### What you will do
Look through the entries for the string "Überschreiten", and copy each line that holds it.

### Material for this task

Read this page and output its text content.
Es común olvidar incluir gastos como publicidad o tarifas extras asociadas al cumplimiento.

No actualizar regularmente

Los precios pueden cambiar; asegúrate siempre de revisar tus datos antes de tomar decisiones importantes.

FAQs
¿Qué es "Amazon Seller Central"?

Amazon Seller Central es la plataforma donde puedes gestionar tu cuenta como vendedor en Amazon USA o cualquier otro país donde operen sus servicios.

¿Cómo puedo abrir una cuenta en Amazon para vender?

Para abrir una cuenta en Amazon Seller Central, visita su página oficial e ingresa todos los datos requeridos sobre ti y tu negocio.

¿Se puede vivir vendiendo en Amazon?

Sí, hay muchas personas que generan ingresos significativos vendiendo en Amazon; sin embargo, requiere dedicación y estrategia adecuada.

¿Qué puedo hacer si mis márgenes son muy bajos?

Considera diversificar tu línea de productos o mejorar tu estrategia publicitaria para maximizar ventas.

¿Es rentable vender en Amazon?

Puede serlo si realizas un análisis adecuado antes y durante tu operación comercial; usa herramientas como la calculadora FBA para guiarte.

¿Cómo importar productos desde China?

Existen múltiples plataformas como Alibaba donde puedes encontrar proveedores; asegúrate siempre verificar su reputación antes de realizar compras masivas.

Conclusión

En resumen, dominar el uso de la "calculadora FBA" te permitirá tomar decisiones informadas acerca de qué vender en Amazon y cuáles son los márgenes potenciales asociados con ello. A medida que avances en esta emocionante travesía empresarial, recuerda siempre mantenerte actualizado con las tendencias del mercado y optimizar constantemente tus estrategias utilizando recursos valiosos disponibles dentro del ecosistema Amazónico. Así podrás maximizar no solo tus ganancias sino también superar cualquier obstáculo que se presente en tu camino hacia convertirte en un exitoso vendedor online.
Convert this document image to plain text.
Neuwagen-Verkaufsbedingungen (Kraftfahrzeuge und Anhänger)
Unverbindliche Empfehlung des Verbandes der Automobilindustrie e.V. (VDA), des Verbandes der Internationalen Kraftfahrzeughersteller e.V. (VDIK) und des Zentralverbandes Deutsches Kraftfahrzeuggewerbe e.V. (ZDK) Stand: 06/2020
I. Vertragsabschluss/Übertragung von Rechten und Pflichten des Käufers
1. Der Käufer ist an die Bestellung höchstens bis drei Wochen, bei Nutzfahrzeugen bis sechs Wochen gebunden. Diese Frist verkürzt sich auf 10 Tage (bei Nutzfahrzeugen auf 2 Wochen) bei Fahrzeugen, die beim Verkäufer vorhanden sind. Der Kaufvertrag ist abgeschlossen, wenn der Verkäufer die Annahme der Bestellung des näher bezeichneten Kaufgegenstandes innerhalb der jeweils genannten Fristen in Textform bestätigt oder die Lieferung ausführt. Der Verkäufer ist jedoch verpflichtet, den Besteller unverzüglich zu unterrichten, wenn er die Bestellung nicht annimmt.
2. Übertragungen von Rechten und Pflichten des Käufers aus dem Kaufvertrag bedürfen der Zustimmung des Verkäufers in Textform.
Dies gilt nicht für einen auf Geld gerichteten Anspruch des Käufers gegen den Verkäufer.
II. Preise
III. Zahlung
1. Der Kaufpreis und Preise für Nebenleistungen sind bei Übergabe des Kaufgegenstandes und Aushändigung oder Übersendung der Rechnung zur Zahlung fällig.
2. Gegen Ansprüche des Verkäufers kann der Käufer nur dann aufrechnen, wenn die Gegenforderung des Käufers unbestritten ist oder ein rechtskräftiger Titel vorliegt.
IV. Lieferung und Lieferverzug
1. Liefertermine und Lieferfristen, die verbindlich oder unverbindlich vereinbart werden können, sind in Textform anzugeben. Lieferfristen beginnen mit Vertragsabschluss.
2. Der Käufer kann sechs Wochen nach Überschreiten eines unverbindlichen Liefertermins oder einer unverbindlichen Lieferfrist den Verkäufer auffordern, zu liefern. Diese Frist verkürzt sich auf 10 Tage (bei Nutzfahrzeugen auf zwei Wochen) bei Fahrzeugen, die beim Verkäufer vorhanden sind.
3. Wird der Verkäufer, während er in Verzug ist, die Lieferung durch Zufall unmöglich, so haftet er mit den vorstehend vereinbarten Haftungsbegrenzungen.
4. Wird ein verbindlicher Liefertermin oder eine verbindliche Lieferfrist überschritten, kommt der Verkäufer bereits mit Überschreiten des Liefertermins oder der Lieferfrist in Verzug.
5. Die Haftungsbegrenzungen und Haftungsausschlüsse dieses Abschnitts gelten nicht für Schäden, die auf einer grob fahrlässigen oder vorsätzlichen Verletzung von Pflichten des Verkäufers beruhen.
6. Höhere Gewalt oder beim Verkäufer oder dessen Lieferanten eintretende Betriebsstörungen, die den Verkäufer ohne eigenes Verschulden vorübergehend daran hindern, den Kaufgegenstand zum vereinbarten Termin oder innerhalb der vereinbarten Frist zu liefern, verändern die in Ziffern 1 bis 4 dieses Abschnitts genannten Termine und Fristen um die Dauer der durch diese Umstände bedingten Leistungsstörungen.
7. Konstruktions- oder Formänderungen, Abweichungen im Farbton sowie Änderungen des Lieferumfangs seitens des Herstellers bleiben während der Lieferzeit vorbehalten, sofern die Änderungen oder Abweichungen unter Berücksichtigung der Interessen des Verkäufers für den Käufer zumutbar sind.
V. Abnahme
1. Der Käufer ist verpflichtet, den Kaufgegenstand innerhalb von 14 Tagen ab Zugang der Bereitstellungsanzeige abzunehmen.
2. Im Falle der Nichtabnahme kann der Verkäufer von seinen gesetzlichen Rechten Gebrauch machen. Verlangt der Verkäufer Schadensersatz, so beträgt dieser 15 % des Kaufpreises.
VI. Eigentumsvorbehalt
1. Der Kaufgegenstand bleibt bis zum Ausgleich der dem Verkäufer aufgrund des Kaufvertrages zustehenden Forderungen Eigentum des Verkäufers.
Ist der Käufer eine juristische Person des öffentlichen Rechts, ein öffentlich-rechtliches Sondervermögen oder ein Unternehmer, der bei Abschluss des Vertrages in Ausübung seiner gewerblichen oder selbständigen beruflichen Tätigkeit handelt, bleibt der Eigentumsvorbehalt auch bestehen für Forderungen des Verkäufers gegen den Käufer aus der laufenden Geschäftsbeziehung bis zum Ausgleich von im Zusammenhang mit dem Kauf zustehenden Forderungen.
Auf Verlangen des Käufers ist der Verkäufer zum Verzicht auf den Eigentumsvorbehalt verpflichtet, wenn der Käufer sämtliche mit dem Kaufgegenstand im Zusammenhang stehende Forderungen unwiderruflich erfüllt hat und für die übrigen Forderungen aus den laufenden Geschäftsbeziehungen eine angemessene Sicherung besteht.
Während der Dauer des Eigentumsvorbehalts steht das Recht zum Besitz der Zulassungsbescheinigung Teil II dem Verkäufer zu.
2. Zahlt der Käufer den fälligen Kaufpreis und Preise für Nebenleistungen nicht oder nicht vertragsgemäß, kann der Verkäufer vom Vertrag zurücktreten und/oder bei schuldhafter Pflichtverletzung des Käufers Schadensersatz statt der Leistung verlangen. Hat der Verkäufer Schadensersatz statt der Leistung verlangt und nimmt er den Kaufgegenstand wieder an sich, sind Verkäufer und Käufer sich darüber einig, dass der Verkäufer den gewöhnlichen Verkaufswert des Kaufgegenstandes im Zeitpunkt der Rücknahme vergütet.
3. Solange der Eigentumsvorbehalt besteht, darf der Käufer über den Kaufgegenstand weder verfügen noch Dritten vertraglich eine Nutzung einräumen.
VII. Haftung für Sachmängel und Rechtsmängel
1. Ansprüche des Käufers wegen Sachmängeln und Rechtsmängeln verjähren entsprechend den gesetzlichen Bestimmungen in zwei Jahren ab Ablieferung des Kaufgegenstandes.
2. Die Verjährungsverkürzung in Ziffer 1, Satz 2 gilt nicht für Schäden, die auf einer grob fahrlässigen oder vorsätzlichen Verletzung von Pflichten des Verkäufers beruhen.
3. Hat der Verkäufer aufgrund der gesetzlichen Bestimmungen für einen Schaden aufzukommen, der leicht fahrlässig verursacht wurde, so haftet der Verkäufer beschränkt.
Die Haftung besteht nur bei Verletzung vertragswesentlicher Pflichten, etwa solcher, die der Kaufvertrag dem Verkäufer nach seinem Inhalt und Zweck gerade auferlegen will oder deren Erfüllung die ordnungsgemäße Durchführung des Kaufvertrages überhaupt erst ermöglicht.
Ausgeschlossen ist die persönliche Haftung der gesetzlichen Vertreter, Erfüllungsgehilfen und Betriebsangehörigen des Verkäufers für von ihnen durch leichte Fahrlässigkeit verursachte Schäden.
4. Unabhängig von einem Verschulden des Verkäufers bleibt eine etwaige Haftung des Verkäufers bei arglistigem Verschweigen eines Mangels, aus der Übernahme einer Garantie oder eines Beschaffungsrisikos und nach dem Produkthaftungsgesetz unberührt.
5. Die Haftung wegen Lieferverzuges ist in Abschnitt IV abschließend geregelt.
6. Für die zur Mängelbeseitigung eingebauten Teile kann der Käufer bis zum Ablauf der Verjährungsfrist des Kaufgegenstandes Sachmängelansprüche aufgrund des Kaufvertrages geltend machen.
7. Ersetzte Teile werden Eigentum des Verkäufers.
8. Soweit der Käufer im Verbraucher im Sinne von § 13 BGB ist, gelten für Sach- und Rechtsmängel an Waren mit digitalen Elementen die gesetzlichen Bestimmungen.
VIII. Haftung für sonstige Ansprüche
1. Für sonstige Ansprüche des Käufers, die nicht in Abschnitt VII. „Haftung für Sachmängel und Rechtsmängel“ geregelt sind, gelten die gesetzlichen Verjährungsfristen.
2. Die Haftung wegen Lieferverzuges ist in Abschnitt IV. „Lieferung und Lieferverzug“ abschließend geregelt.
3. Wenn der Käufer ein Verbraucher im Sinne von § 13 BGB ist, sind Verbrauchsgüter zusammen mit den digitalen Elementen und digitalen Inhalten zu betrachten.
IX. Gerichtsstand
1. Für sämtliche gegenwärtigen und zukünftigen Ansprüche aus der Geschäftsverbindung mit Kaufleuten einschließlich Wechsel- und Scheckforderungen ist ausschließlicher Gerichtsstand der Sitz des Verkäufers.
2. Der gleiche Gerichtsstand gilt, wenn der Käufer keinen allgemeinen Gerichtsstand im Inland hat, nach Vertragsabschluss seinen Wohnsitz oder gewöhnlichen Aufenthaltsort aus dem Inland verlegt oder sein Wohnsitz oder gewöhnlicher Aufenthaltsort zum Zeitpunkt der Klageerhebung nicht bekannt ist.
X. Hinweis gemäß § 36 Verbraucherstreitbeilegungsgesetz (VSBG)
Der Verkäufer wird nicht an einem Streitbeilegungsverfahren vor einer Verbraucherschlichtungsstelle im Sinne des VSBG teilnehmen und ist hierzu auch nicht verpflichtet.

### Reply to the task
2. Der Käufer kann sechs Wochen nach Überschreiten eines unverbindlichen Liefertermins oder einer unverbindlichen Lieferfrist den Verkäufer auffordern, zu liefern. Diese Frist verkürzt sich auf 10 Tage (bei Nutzfahrzeugen auf zwei Wochen) bei Fahrzeugen, die beim Verkäufer vorhanden sind.
4. Wird ein verbindlicher Liefertermin oder eine verbindliche Lieferfrist überschritten, kommt der Verkäufer bereits mit Überschreiten des Liefertermins oder der Lieferfrist in Verzug.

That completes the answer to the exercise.